## Objective
Every record below should be printed exactly as given.

## begin Data for this exercise

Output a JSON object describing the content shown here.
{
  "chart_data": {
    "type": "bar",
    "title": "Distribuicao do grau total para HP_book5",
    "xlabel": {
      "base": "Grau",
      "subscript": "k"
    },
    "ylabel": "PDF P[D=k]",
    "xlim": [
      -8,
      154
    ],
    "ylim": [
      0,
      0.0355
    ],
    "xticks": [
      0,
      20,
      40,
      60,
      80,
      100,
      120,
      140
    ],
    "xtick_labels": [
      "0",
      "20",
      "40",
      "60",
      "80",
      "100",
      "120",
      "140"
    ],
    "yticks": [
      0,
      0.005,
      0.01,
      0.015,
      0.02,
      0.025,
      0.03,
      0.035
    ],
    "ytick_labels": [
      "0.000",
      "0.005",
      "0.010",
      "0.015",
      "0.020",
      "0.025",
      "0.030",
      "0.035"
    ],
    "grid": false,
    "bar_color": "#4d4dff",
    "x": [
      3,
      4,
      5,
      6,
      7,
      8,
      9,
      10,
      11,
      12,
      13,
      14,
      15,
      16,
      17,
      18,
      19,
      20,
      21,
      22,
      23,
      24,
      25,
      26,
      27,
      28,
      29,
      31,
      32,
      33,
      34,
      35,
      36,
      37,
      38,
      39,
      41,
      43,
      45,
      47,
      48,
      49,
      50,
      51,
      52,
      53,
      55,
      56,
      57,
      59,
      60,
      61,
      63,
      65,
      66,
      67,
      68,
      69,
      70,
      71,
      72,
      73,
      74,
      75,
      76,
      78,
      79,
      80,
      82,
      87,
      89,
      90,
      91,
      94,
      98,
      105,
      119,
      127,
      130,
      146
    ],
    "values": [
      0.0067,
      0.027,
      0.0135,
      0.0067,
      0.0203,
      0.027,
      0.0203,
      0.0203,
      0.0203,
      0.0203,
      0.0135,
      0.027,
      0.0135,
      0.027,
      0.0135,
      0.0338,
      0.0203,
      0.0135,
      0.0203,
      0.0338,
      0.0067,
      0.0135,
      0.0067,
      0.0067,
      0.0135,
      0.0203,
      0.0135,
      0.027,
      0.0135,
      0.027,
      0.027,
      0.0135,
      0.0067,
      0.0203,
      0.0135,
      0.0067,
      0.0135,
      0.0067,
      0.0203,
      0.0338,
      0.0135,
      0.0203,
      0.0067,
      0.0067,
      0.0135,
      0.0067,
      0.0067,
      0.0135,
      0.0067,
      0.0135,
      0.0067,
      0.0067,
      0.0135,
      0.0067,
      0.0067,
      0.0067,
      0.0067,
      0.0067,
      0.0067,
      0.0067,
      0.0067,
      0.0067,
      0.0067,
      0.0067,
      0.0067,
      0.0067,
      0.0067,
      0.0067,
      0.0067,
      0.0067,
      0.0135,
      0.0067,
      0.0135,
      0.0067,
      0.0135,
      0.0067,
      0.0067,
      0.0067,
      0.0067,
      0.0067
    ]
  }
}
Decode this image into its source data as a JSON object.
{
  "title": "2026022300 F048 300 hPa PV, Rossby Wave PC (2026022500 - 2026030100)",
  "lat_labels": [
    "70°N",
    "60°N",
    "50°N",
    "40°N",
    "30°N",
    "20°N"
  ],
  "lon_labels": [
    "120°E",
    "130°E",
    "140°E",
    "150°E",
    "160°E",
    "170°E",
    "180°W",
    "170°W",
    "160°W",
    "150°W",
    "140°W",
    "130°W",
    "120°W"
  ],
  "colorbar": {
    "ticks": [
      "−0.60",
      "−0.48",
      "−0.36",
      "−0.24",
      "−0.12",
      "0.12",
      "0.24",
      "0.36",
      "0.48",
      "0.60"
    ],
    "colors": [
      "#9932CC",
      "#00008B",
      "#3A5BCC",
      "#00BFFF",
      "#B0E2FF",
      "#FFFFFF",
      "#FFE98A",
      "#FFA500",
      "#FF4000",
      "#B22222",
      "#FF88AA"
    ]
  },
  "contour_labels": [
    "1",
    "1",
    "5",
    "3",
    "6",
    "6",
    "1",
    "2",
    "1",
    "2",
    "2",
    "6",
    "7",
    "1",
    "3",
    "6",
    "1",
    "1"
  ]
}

## end Data for this exercise

## Answer to this problem
Output a JSON object describing the content shown here.
{
  "chart_data": {
    "type": "bar",
    "title": "Distribuicao do grau total para HP_book5",
    "xlabel": {
      "base": "Grau",
      "subscript": "k"
    },
    "ylabel": "PDF P[D=k]",
    "xlim": [
      -8,
      154
    ],
    "ylim": [
      0,
      0.0355
    ],
    "xticks": [
      0,
      20,
      40,
      60,
      80,
      100,
      120,
      140
    ],
    "xtick_labels": [
      "0",
      "20",
      "40",
      "60",
      "80",
      "100",
      "120",
      "140"
    ],
    "yticks": [
      0,
      0.005,
      0.01,
      0.015,
      0.02,
      0.025,
      0.03,
      0.035
    ],
    "ytick_labels": [
      "0.000",
      "0.005",
      "0.010",
      "0.015",
      "0.020",
      "0.025",
      "0.030",
      "0.035"
    ],
    "grid": false,
    "bar_color": "#4d4dff",
    "x": [
      3,
      4,
      5,
      6,
      7,
      8,
      9,
      10,
      11,
      12,
      13,
      14,
      15,
      16,
      17,
      18,
      19,
      20,
      21,
      22,
      23,
      24,
      25,
      26,
      27,
      28,
      29,
      31,
      32,
      33,
      34,
      35,
      36,
      37,
      38,
      39,
      41,
      43,
      45,
      47,
      48,
      49,
      50,
      51,
      52,
      53,
      55,
      56,
      57,
      59,
      60,
      61,
      63,
      65,
      66,
      67,
      68,
      69,
      70,
      71,
      72,
      73,
      74,
      75,
      76,
      78,
      79,
      80,
      82,
      87,
      89,
      90,
      91,
      94,
      98,
      105,
      119,
      127,
      130,
      146
    ],
    "values": [
      0.0067,
      0.027,
      0.0135,
      0.0067,
      0.0203,
      0.027,
      0.0203,
      0.0203,
      0.0203,
      0.0203,
      0.0135,
      0.027,
      0.0135,
      0.027,
      0.0135,
      0.0338,
      0.0203,
      0.0135,
      0.0203,
      0.0338,
      0.0067,
      0.0135,
      0.0067,
      0.0067,
      0.0135,
      0.0203,
      0.0135,
      0.027,
      0.0135,
      0.027,
      0.027,
      0.0135,
      0.0067,
      0.0203,
      0.0135,
      0.0067,
      0.0135,
      0.0067,
      0.0203,
      0.0338,
      0.0135,
      0.0203,
      0.0067,
      0.0067,
      0.0135,
      0.0067,
      0.0067,
      0.0135,
      0.0067,
      0.0135,
      0.0067,
      0.0067,
      0.0135,
      0.0067,
      0.0067,
      0.0067,
      0.0067,
      0.0067,
      0.0067,
      0.0067,
      0.0067,
      0.0067,
      0.0067,
      0.0067,
      0.0067,
      0.0067,
      0.0067,
      0.0067,
      0.0067,
      0.0067,
      0.0135,
      0.0067,
      0.0135,
      0.0067,
      0.0135,
      0.0067,
      0.0067,
      0.0067,
      0.0067,
      0.0067
    ]
  }
}
Decode this image into its source data as a JSON object.
{
  "title": "2026022300 F048 300 hPa PV, Rossby Wave PC (2026022500 - 2026030100)",
  "lat_labels": [
    "70°N",
    "60°N",
    "50°N",
    "40°N",
    "30°N",
    "20°N"
  ],
  "lon_labels": [
    "120°E",
    "130°E",
    "140°E",
    "150°E",
    "160°E",
    "170°E",
    "180°W",
    "170°W",
    "160°W",
    "150°W",
    "140°W",
    "130°W",
    "120°W"
  ],
  "colorbar": {
    "ticks": [
      "−0.60",
      "−0.48",
      "−0.36",
      "−0.24",
      "−0.12",
      "0.12",
      "0.24",
      "0.36",
      "0.48",
      "0.60"
    ],
    "colors": [
      "#9932CC",
      "#00008B",
      "#3A5BCC",
      "#00BFFF",
      "#B0E2FF",
      "#FFFFFF",
      "#FFE98A",
      "#FFA500",
      "#FF4000",
      "#B22222",
      "#FF88AA"
    ]
  },
  "contour_labels": [
    "1",
    "1",
    "5",
    "3",
    "6",
    "6",
    "1",
    "2",
    "1",
    "2",
    "2",
    "6",
    "7",
    "1",
    "3",
    "6",
    "1",
    "1"
  ]
}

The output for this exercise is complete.